Exercise requirements =>
Wherever a line holds the string "JSON", copy that line.

Dataset extract =>
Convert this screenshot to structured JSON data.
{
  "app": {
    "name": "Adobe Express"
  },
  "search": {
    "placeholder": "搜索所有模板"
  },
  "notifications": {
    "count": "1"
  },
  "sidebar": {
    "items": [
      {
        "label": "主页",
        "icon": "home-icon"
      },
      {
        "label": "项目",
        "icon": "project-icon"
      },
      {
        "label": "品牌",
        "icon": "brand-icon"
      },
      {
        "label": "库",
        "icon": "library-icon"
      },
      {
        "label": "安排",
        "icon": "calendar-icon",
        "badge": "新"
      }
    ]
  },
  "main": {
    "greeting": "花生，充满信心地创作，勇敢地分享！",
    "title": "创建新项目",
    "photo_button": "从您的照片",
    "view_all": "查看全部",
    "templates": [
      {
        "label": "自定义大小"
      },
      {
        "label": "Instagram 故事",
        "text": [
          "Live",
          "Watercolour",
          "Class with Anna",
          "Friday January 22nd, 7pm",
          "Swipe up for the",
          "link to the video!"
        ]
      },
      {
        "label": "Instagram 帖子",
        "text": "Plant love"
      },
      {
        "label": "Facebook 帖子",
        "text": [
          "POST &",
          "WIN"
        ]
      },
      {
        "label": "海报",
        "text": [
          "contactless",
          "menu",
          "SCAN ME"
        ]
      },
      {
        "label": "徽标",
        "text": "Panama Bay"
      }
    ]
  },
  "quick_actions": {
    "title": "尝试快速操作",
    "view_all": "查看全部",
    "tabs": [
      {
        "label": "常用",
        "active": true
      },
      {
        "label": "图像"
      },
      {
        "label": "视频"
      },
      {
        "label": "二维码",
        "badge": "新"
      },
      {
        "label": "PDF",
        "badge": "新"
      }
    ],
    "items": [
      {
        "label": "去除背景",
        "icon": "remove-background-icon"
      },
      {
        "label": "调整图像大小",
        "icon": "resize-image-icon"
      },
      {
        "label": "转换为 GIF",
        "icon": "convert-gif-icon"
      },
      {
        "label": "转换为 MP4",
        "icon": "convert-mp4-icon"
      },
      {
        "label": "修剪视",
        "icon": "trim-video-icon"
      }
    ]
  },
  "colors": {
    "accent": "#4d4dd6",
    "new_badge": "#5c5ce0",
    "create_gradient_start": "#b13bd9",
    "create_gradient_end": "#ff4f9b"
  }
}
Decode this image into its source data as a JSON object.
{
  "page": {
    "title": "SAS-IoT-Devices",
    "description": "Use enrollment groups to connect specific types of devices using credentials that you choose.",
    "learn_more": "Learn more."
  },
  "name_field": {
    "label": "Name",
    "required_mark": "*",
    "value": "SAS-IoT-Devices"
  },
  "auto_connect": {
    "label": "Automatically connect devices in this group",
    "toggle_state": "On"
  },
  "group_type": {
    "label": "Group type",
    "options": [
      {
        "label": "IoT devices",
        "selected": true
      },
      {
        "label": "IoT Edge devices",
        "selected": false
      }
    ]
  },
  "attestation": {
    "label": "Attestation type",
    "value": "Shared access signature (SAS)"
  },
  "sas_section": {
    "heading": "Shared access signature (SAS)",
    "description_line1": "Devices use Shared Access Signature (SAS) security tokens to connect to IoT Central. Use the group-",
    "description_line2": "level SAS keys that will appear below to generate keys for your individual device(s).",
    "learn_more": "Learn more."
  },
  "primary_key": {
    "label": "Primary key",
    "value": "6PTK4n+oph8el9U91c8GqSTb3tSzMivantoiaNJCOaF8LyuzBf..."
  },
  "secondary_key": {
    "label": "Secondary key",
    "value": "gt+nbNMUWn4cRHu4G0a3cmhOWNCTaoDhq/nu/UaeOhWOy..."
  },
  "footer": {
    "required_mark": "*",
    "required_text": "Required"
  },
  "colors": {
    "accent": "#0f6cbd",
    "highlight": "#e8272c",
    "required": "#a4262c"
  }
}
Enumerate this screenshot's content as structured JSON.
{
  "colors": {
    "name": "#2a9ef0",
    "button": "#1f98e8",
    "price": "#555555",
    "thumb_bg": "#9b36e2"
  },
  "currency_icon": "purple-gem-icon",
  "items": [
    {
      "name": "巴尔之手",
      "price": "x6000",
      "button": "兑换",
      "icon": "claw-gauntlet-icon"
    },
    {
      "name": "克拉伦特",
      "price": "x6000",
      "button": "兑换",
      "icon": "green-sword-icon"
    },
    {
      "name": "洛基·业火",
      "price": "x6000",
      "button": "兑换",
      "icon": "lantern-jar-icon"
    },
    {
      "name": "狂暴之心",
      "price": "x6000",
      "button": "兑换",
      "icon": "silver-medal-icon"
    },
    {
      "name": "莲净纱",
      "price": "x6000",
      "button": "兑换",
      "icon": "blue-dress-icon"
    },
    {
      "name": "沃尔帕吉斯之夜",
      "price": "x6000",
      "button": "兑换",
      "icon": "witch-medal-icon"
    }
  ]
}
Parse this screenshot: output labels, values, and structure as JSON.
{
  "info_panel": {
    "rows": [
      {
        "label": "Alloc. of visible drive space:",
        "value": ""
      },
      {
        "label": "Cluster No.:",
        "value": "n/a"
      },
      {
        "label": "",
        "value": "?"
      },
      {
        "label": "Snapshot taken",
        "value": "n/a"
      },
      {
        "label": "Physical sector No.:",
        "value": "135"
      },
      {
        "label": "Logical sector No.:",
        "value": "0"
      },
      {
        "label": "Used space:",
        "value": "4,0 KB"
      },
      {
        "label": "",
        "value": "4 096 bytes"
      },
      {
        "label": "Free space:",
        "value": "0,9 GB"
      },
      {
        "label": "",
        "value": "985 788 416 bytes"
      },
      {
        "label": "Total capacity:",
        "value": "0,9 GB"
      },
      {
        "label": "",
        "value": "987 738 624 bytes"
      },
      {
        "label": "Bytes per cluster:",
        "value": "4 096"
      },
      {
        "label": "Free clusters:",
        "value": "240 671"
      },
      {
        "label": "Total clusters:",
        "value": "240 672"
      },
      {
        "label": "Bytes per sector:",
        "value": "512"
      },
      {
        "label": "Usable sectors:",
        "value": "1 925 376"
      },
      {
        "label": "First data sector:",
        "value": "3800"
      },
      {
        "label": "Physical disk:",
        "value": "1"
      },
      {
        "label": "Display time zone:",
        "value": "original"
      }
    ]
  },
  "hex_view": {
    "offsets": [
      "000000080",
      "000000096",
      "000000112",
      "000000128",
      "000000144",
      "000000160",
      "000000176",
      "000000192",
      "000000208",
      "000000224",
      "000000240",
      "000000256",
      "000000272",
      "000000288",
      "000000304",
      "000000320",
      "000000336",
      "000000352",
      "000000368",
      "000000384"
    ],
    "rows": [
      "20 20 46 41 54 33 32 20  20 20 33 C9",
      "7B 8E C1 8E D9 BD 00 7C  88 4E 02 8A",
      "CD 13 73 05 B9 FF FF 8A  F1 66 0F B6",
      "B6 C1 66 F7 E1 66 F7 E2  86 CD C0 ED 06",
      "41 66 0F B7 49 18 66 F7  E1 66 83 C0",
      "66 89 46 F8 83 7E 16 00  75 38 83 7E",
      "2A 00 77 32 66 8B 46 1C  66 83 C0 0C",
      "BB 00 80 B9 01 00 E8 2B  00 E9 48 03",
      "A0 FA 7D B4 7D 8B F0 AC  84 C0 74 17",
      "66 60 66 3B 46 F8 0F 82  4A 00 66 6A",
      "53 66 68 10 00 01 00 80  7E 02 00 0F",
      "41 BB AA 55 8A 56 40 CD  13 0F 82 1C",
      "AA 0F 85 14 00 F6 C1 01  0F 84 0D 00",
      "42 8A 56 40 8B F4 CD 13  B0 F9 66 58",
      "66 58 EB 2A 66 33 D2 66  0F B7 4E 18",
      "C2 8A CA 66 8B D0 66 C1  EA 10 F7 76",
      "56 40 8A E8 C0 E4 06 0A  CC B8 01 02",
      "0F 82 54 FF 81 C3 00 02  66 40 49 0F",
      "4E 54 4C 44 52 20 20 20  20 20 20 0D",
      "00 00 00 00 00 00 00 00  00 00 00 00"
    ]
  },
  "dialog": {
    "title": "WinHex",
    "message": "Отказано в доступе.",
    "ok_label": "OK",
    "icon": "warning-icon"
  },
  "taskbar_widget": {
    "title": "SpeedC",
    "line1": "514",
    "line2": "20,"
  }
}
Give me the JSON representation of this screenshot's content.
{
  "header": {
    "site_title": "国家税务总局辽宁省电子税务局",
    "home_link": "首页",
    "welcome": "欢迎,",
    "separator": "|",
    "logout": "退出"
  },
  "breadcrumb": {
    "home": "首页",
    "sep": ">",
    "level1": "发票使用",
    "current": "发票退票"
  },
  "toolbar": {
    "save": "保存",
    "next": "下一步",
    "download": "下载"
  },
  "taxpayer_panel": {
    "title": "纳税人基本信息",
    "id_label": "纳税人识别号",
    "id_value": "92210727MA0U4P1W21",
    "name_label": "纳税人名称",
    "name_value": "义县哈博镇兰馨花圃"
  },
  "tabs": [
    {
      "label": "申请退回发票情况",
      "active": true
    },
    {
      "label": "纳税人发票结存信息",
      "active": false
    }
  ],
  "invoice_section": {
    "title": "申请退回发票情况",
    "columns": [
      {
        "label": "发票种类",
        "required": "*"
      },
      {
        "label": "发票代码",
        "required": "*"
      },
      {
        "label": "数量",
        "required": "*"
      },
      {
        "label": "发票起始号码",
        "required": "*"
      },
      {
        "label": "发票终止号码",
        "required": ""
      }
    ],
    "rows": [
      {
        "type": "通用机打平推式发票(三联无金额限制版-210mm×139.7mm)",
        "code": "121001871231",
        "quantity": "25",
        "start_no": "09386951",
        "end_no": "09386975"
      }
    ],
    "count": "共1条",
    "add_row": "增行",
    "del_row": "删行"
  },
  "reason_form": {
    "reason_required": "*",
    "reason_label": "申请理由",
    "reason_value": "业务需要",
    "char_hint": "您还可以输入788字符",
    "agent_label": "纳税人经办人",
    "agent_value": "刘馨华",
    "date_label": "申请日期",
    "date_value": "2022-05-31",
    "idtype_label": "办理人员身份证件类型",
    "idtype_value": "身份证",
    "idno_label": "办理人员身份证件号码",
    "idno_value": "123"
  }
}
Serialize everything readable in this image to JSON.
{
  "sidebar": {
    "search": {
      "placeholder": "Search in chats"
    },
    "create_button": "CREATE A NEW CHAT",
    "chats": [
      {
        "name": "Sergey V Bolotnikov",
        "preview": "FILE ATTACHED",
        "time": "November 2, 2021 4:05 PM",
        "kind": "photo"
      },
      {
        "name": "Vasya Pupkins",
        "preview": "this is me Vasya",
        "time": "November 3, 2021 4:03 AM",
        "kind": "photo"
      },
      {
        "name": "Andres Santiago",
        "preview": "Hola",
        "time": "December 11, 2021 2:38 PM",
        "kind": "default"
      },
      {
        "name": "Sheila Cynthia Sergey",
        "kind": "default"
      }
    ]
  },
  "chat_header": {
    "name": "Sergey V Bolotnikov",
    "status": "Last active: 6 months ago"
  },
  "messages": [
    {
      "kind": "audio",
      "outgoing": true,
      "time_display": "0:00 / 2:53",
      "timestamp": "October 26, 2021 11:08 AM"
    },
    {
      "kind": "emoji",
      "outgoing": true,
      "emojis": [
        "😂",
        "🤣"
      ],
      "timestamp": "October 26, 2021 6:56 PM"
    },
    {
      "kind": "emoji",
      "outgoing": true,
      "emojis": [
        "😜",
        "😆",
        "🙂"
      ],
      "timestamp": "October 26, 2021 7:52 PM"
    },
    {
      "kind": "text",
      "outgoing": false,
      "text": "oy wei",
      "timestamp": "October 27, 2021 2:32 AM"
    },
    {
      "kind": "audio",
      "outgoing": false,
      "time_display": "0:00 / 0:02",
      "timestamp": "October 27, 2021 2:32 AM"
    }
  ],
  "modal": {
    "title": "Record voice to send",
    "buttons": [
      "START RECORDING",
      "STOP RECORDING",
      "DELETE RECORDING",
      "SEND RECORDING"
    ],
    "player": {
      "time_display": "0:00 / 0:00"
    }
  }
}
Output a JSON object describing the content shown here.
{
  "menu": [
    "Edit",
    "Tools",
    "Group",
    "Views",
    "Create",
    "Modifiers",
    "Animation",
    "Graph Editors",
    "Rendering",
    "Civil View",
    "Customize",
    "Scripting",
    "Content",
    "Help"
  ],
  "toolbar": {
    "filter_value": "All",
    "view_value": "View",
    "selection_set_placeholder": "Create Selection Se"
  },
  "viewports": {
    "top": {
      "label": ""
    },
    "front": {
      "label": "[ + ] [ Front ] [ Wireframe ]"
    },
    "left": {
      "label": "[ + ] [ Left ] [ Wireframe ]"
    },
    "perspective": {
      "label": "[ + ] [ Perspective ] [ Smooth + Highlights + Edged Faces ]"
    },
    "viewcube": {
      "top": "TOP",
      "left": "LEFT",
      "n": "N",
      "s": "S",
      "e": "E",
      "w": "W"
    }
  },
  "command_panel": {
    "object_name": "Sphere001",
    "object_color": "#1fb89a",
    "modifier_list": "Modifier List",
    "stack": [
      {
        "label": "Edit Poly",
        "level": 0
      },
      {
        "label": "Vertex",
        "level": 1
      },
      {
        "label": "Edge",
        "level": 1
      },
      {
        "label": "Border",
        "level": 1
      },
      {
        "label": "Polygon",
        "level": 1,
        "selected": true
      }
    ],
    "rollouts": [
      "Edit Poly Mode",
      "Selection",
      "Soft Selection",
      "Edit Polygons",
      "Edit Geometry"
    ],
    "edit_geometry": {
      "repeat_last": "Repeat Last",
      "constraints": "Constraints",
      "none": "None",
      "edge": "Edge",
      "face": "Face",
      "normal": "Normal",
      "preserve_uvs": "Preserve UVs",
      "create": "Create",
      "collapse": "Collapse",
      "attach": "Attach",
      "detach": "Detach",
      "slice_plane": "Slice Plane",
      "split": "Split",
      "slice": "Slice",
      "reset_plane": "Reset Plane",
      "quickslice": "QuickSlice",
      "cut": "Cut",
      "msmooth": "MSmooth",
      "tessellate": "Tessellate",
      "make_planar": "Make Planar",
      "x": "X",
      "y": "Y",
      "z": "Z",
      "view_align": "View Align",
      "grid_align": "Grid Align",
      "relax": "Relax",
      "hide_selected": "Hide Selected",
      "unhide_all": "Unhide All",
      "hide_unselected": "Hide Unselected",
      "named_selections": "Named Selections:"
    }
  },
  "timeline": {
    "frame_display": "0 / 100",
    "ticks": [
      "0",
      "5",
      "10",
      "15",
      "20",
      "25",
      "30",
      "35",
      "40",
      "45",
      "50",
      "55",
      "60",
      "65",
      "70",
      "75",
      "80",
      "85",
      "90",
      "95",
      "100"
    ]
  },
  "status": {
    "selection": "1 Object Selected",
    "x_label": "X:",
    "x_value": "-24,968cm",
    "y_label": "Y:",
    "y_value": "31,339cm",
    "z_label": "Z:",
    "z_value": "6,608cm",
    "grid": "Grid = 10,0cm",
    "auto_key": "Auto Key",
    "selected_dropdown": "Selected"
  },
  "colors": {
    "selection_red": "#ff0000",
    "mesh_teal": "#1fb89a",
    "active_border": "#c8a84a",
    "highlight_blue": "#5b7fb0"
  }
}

Result for this task =>
Convert this screenshot to structured JSON data.
Decode this image into its source data as a JSON object.
Enumerate this screenshot's content as structured JSON.
Parse this screenshot: output labels, values, and structure as JSON.
Give me the JSON representation of this screenshot's content.
Serialize everything readable in this image to JSON.
Output a JSON object describing the content shown here.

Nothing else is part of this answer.